## Information provided
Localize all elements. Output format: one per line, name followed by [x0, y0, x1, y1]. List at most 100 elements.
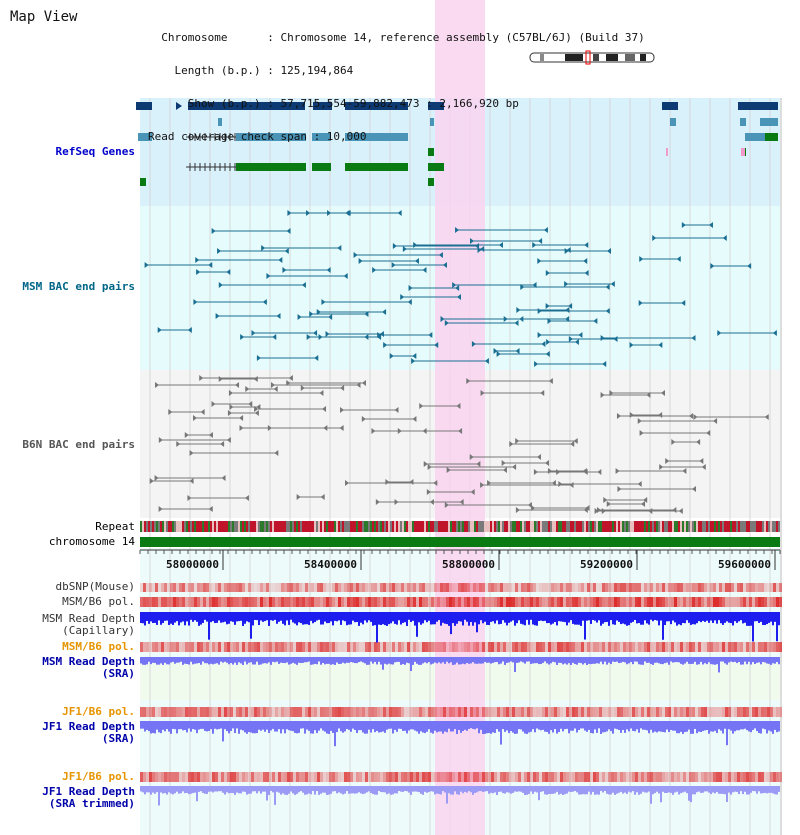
depth-bar — [462, 786, 464, 794]
depth-bar — [260, 612, 262, 621]
heat-cell — [677, 597, 680, 607]
depth-bar — [624, 721, 626, 733]
depth-bar — [408, 786, 410, 793]
repeat-segment — [226, 521, 228, 532]
depth-bar — [494, 612, 496, 624]
heat-cell — [434, 583, 437, 592]
depth-bar — [748, 721, 750, 732]
depth-bar — [768, 786, 770, 793]
bac-end-marker — [433, 480, 438, 486]
heat-cell — [488, 642, 491, 652]
depth-bar — [230, 721, 232, 731]
depth-bar — [688, 657, 690, 664]
heat-cell — [581, 707, 584, 717]
heat-cell — [695, 583, 698, 592]
depth-bar — [662, 657, 664, 665]
heat-cell — [545, 583, 548, 592]
depth-bar — [488, 721, 490, 733]
depth-bar — [402, 721, 404, 731]
depth-bar — [378, 612, 380, 625]
heat-cell — [728, 583, 731, 592]
heat-cell — [530, 707, 533, 717]
bac-end-marker — [678, 508, 683, 514]
bac-end-marker — [339, 425, 344, 431]
heat-cell — [704, 642, 707, 652]
heat-cell — [410, 772, 413, 782]
repeat-segment — [518, 521, 520, 532]
depth-bar — [744, 786, 746, 792]
heat-cell — [425, 642, 428, 652]
repeat-segment — [556, 521, 558, 532]
depth-bar — [758, 721, 760, 734]
depth-bar — [362, 786, 364, 795]
heat-cell — [386, 642, 389, 652]
heat-cell — [698, 772, 701, 782]
b6n-bac-pairs — [149, 375, 769, 514]
bac-end-marker — [512, 464, 517, 470]
bac-end-marker — [661, 390, 665, 396]
depth-bar — [520, 721, 522, 730]
heat-cell — [467, 642, 470, 652]
depth-bar — [762, 657, 764, 662]
depth-bar — [526, 612, 528, 620]
heat-cell — [527, 583, 530, 592]
heat-cell — [530, 642, 533, 652]
heat-cell — [533, 583, 536, 592]
depth-bar — [258, 657, 260, 665]
bac-end-marker — [503, 316, 508, 322]
heat-cell — [200, 597, 203, 607]
heat-cell — [329, 772, 332, 782]
bac-end-marker — [546, 339, 551, 345]
depth-bar — [434, 612, 436, 625]
depth-bar — [660, 786, 662, 803]
b6n-bac-end-pairs-label[interactable]: B6N BAC end pairs — [22, 438, 135, 451]
depth-bar — [166, 657, 168, 665]
heat-cell — [722, 642, 725, 652]
repeat-segment — [154, 521, 156, 532]
heat-cell — [566, 642, 569, 652]
depth-bar — [766, 612, 768, 625]
heat-cell — [167, 597, 170, 607]
heat-cell — [182, 583, 185, 592]
bac-end-marker — [538, 238, 543, 244]
heat-cell — [488, 583, 491, 592]
heat-cell — [434, 642, 437, 652]
depth-bar — [542, 612, 544, 622]
heat-cell — [587, 642, 590, 652]
heat-cell — [488, 772, 491, 782]
bac-end-marker — [235, 382, 240, 388]
heat-cell — [377, 772, 380, 782]
refseq-genes-label[interactable]: RefSeq Genes — [55, 145, 135, 158]
depth-bar — [246, 786, 248, 795]
heat-cell — [524, 642, 527, 652]
heat-cell — [263, 597, 266, 607]
repeat-segment — [474, 521, 476, 532]
heat-cell — [737, 597, 740, 607]
depth-bar — [428, 657, 430, 663]
depth-bar — [302, 721, 304, 729]
gene-exon — [218, 118, 222, 126]
heat-cell — [770, 642, 773, 652]
depth-bar — [140, 657, 142, 664]
depth-bar — [530, 612, 532, 620]
bac-end-marker — [708, 222, 713, 228]
depth-bar — [560, 657, 562, 663]
msm-bac-end-pairs-label[interactable]: MSM BAC end pairs — [22, 280, 135, 293]
depth-bar — [380, 657, 382, 665]
heat-cell — [386, 707, 389, 717]
heat-cell — [641, 642, 644, 652]
heat-cell — [596, 583, 599, 592]
heat-cell — [569, 772, 572, 782]
selected-region-highlight — [435, 0, 485, 835]
depth-bar — [592, 657, 594, 664]
heat-cell — [188, 597, 191, 607]
repeat-segment — [550, 521, 552, 532]
heat-cell — [707, 707, 710, 717]
repeat-segment — [328, 521, 330, 532]
depth-bar — [590, 657, 592, 665]
depth-bar — [184, 786, 186, 794]
depth-bar — [742, 612, 744, 624]
depth-bar — [342, 612, 344, 621]
heat-cell — [728, 642, 731, 652]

## Task directions
Each line in the data that holds the string "marker" must be returned.

## Answer space
bac-end-marker — [433, 480, 438, 486]
bac-end-marker — [678, 508, 683, 514]
bac-end-marker — [339, 425, 344, 431]
bac-end-marker — [512, 464, 517, 470]
bac-end-marker — [661, 390, 665, 396]
bac-end-marker — [503, 316, 508, 322]
bac-end-marker — [546, 339, 551, 345]
bac-end-marker — [538, 238, 543, 244]
bac-end-marker — [235, 382, 240, 388]
bac-end-marker — [708, 222, 713, 228]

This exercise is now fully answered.